» **Task goal**:
Set every line down exactly, from the one that has "Type out the text in this image." through the final one, and keep the pictures out.

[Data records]
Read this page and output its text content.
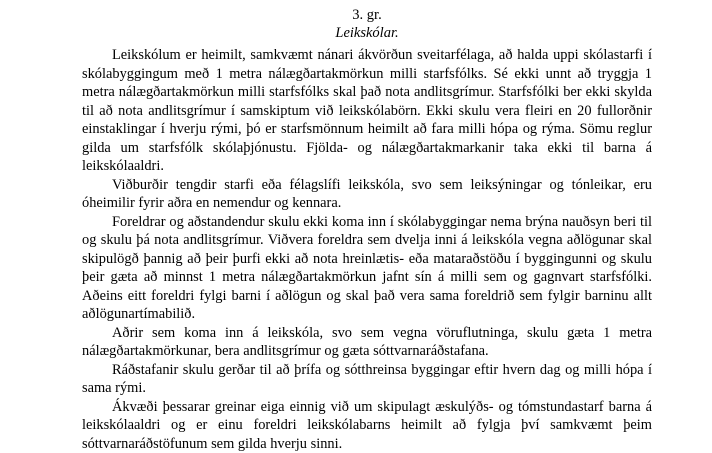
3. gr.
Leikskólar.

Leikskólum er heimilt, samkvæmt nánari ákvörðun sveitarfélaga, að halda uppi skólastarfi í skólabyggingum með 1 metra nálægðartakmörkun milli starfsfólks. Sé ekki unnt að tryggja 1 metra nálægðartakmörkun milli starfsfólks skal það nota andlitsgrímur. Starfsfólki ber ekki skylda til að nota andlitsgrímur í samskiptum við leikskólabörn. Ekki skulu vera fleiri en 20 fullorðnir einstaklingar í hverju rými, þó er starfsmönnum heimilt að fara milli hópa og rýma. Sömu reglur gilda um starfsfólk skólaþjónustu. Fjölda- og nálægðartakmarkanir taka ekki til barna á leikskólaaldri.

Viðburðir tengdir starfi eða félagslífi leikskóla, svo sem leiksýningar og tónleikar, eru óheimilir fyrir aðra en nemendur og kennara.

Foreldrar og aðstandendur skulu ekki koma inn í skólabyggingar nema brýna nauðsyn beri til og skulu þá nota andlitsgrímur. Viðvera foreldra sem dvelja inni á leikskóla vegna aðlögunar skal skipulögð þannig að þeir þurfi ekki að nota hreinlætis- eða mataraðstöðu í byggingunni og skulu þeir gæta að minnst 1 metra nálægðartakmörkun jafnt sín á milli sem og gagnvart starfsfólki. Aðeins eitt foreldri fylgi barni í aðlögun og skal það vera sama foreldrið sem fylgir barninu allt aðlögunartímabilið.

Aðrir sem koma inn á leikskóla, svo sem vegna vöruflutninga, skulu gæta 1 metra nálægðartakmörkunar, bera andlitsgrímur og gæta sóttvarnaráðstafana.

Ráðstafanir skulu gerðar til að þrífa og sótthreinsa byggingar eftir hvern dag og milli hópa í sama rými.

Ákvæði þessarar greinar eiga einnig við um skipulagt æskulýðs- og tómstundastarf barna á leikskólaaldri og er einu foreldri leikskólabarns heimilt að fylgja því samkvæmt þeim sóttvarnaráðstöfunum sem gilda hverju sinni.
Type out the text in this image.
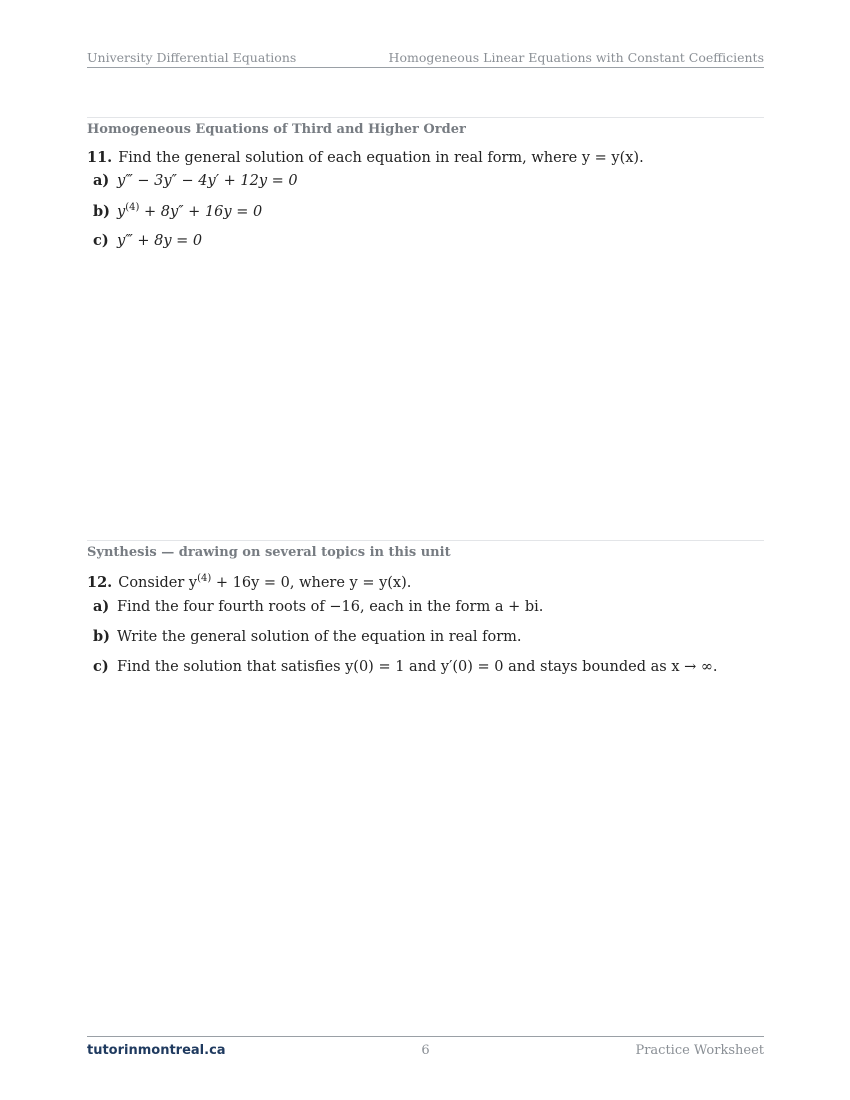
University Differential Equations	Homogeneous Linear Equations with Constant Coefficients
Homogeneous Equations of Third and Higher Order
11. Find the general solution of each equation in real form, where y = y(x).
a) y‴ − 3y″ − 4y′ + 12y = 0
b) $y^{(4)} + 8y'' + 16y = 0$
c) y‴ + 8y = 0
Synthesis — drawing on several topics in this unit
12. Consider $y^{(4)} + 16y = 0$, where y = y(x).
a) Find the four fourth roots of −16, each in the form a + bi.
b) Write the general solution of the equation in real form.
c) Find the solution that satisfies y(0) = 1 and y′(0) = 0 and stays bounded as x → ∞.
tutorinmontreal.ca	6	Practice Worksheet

» **Reply to the task**:
Type out the text in this image.
University Differential Equations	Homogeneous Linear Equations with Constant Coefficients
Homogeneous Equations of Third and Higher Order
11. Find the general solution of each equation in real form, where y = y(x).
a) y‴ − 3y″ − 4y′ + 12y = 0
b) $y^{(4)} + 8y'' + 16y = 0$
c) y‴ + 8y = 0
Synthesis — drawing on several topics in this unit
12. Consider $y^{(4)} + 16y = 0$, where y = y(x).
a) Find the four fourth roots of −16, each in the form a + bi.
b) Write the general solution of the equation in real form.
c) Find the solution that satisfies y(0) = 1 and y′(0) = 0 and stays bounded as x → ∞.
tutorinmontreal.ca	6	Practice Worksheet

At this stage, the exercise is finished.